● Task to complete
Write out the records that appear below, verbatim and complete, but without pictures.

● Material to process
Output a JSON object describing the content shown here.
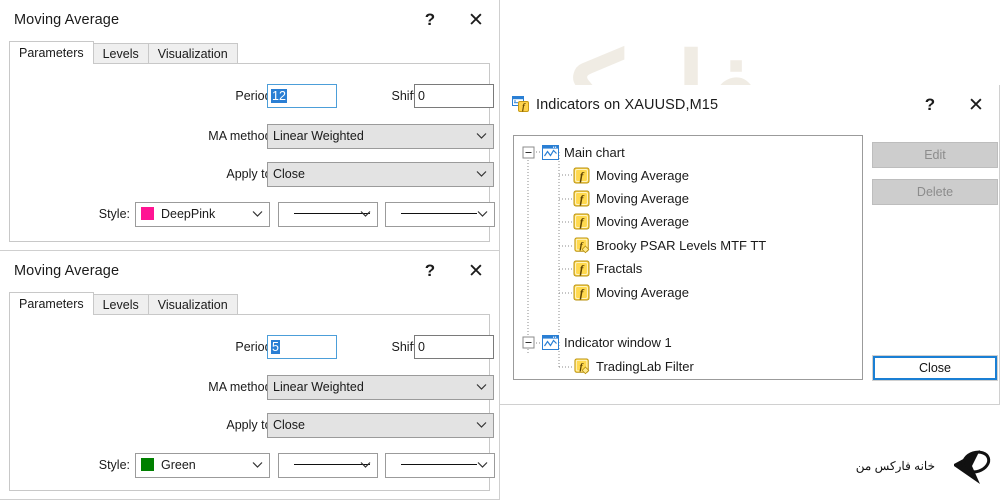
{
  "background_watermark": {
    "texts": [
      "خانه فارکس من",
      "خانه فارکس من",
      "خانه فارکس من",
      "خانه فارکس من",
      "فارکس"
    ]
  },
  "corner_logo": {
    "text": "خانه فارکس من",
    "icon": "forex-house-logo-icon"
  },
  "colors": {
    "accent": "#1a7fd4",
    "selection": "#2a7fd4",
    "deeppink": "#ff1493",
    "green": "#008000",
    "disabled_text": "#8c8c8c"
  },
  "dialogs": [
    {
      "id": "moving-average-1",
      "title": "Moving Average",
      "help_label": "?",
      "close_label": "✕",
      "tabs": [
        {
          "label": "Parameters",
          "active": true
        },
        {
          "label": "Levels",
          "active": false
        },
        {
          "label": "Visualization",
          "active": false
        }
      ],
      "fields": {
        "period_label": "Period:",
        "period_value": "12",
        "period_selected": true,
        "shift_label": "Shift:",
        "shift_value": "0",
        "ma_method_label": "MA method:",
        "ma_method_value": "Linear Weighted",
        "apply_to_label": "Apply to:",
        "apply_to_value": "Close",
        "style_label": "Style:",
        "style_color_name": "DeepPink",
        "style_color_hex": "#ff1493",
        "style_linetype": "solid-line",
        "style_thickness": "solid-line"
      }
    },
    {
      "id": "moving-average-2",
      "title": "Moving Average",
      "help_label": "?",
      "close_label": "✕",
      "tabs": [
        {
          "label": "Parameters",
          "active": true
        },
        {
          "label": "Levels",
          "active": false
        },
        {
          "label": "Visualization",
          "active": false
        }
      ],
      "fields": {
        "period_label": "Period:",
        "period_value": "5",
        "period_selected": true,
        "shift_label": "Shift:",
        "shift_value": "0",
        "ma_method_label": "MA method:",
        "ma_method_value": "Linear Weighted",
        "apply_to_label": "Apply to:",
        "apply_to_value": "Close",
        "style_label": "Style:",
        "style_color_name": "Green",
        "style_color_hex": "#008000",
        "style_linetype": "solid-line",
        "style_thickness": "solid-line"
      }
    }
  ],
  "indicators_dialog": {
    "title": "Indicators on XAUUSD,M15",
    "title_icon": "indicators-window-icon",
    "help_label": "?",
    "close_label": "✕",
    "tree": [
      {
        "label": "Main chart",
        "level": 0,
        "icon": "chart-window-icon",
        "expander": "minus"
      },
      {
        "label": "Moving Average",
        "level": 1,
        "icon": "builtin-indicator-icon"
      },
      {
        "label": "Moving Average",
        "level": 1,
        "icon": "builtin-indicator-icon"
      },
      {
        "label": "Moving Average",
        "level": 1,
        "icon": "builtin-indicator-icon"
      },
      {
        "label": "Brooky PSAR Levels MTF TT",
        "level": 1,
        "icon": "custom-indicator-icon"
      },
      {
        "label": "Fractals",
        "level": 1,
        "icon": "builtin-indicator-icon"
      },
      {
        "label": "Moving Average",
        "level": 1,
        "icon": "builtin-indicator-icon"
      },
      {
        "label": "Indicator window 1",
        "level": 0,
        "icon": "chart-window-icon",
        "expander": "minus"
      },
      {
        "label": "TradingLab Filter",
        "level": 1,
        "icon": "custom-indicator-icon"
      }
    ],
    "buttons": {
      "edit": {
        "label": "Edit",
        "enabled": false
      },
      "delete": {
        "label": "Delete",
        "enabled": false
      },
      "close": {
        "label": "Close",
        "enabled": true,
        "default": true
      }
    }
  }
}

● Solution below
Output a JSON object describing the content shown here.
{
  "background_watermark": {
    "texts": [
      "خانه فارکس من",
      "خانه فارکس من",
      "خانه فارکس من",
      "خانه فارکس من",
      "فارکس"
    ]
  },
  "corner_logo": {
    "text": "خانه فارکس من",
    "icon": "forex-house-logo-icon"
  },
  "colors": {
    "accent": "#1a7fd4",
    "selection": "#2a7fd4",
    "deeppink": "#ff1493",
    "green": "#008000",
    "disabled_text": "#8c8c8c"
  },
  "dialogs": [
    {
      "id": "moving-average-1",
      "title": "Moving Average",
      "help_label": "?",
      "close_label": "✕",
      "tabs": [
        {
          "label": "Parameters",
          "active": true
        },
        {
          "label": "Levels",
          "active": false
        },
        {
          "label": "Visualization",
          "active": false
        }
      ],
      "fields": {
        "period_label": "Period:",
        "period_value": "12",
        "period_selected": true,
        "shift_label": "Shift:",
        "shift_value": "0",
        "ma_method_label": "MA method:",
        "ma_method_value": "Linear Weighted",
        "apply_to_label": "Apply to:",
        "apply_to_value": "Close",
        "style_label": "Style:",
        "style_color_name": "DeepPink",
        "style_color_hex": "#ff1493",
        "style_linetype": "solid-line",
        "style_thickness": "solid-line"
      }
    },
    {
      "id": "moving-average-2",
      "title": "Moving Average",
      "help_label": "?",
      "close_label": "✕",
      "tabs": [
        {
          "label": "Parameters",
          "active": true
        },
        {
          "label": "Levels",
          "active": false
        },
        {
          "label": "Visualization",
          "active": false
        }
      ],
      "fields": {
        "period_label": "Period:",
        "period_value": "5",
        "period_selected": true,
        "shift_label": "Shift:",
        "shift_value": "0",
        "ma_method_label": "MA method:",
        "ma_method_value": "Linear Weighted",
        "apply_to_label": "Apply to:",
        "apply_to_value": "Close",
        "style_label": "Style:",
        "style_color_name": "Green",
        "style_color_hex": "#008000",
        "style_linetype": "solid-line",
        "style_thickness": "solid-line"
      }
    }
  ],
  "indicators_dialog": {
    "title": "Indicators on XAUUSD,M15",
    "title_icon": "indicators-window-icon",
    "help_label": "?",
    "close_label": "✕",
    "tree": [
      {
        "label": "Main chart",
        "level": 0,
        "icon": "chart-window-icon",
        "expander": "minus"
      },
      {
        "label": "Moving Average",
        "level": 1,
        "icon": "builtin-indicator-icon"
      },
      {
        "label": "Moving Average",
        "level": 1,
        "icon": "builtin-indicator-icon"
      },
      {
        "label": "Moving Average",
        "level": 1,
        "icon": "builtin-indicator-icon"
      },
      {
        "label": "Brooky PSAR Levels MTF TT",
        "level": 1,
        "icon": "custom-indicator-icon"
      },
      {
        "label": "Fractals",
        "level": 1,
        "icon": "builtin-indicator-icon"
      },
      {
        "label": "Moving Average",
        "level": 1,
        "icon": "builtin-indicator-icon"
      },
      {
        "label": "Indicator window 1",
        "level": 0,
        "icon": "chart-window-icon",
        "expander": "minus"
      },
      {
        "label": "TradingLab Filter",
        "level": 1,
        "icon": "custom-indicator-icon"
      }
    ],
    "buttons": {
      "edit": {
        "label": "Edit",
        "enabled": false
      },
      "delete": {
        "label": "Delete",
        "enabled": false
      },
      "close": {
        "label": "Close",
        "enabled": true,
        "default": true
      }
    }
  }
}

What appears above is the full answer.